Data for the task
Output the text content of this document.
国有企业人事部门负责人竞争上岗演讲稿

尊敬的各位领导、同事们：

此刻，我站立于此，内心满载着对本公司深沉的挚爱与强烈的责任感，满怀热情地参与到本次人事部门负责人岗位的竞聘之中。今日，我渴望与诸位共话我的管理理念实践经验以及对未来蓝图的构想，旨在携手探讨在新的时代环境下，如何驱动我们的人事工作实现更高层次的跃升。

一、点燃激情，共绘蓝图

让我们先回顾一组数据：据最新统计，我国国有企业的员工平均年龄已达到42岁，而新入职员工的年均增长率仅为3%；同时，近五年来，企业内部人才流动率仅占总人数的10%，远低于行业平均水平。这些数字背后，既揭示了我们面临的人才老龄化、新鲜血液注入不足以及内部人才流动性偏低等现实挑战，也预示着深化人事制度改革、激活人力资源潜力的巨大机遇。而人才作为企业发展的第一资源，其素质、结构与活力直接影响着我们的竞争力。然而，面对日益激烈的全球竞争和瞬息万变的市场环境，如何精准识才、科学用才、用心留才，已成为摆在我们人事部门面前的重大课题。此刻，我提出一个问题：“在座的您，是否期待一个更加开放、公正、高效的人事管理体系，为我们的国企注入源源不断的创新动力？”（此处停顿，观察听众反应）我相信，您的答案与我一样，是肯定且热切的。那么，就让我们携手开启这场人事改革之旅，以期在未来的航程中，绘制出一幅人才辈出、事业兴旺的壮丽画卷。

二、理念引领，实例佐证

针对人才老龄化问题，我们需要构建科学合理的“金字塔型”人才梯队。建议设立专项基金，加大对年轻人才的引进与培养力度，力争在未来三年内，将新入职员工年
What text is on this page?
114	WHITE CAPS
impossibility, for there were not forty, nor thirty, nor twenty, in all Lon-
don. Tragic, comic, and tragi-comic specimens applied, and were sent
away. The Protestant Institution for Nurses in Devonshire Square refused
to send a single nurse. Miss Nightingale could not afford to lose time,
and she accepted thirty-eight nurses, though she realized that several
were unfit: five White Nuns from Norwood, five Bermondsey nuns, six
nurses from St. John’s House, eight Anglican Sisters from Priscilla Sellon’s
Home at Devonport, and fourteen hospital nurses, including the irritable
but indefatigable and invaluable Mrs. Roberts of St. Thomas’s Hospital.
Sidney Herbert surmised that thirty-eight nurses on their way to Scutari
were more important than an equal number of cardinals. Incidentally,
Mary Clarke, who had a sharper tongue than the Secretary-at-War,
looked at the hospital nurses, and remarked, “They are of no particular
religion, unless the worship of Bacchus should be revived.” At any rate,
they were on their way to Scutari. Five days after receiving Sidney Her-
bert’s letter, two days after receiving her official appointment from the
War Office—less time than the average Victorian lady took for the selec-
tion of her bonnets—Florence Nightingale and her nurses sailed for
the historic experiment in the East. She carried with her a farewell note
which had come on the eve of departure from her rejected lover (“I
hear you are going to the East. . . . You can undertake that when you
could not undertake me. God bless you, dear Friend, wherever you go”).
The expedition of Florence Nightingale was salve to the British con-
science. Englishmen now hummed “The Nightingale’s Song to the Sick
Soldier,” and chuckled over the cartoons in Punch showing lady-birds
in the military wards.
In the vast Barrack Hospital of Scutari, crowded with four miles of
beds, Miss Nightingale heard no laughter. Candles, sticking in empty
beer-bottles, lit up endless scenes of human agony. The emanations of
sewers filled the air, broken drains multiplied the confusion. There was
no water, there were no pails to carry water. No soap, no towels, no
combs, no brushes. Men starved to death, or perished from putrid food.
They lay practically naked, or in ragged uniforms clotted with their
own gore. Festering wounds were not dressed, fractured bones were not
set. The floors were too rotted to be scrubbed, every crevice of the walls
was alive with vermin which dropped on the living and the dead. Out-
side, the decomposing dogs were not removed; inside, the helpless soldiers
==
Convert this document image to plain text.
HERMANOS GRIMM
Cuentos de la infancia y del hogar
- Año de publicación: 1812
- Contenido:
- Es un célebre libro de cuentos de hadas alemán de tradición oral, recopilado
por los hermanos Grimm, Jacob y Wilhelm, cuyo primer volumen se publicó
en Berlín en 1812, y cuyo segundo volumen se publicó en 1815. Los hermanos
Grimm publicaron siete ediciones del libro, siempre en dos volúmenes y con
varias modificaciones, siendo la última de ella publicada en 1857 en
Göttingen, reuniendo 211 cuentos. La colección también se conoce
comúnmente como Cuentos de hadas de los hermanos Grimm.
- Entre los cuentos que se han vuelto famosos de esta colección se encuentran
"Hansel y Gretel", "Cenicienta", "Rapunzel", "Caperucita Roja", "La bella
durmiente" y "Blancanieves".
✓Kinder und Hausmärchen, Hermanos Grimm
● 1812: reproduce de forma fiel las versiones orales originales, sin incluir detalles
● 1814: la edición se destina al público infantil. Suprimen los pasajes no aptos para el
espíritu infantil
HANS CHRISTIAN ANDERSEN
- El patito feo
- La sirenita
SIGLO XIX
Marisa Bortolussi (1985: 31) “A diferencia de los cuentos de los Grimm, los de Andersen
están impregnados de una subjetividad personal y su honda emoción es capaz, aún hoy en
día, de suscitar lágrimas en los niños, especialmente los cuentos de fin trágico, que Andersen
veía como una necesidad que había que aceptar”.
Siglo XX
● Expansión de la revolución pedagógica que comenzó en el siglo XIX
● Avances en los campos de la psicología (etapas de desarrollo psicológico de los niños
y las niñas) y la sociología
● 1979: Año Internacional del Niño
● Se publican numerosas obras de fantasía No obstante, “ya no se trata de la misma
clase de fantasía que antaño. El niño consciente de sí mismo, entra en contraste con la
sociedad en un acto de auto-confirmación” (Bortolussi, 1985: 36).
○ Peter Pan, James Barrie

Written problem
All lines holding the word "Miss" should be picked out and copied.

Response to the exercise
to send a single nurse. Miss Nightingale could not afford to lose time,
beds, Miss Nightingale heard no laughter. Candles, sticking in empty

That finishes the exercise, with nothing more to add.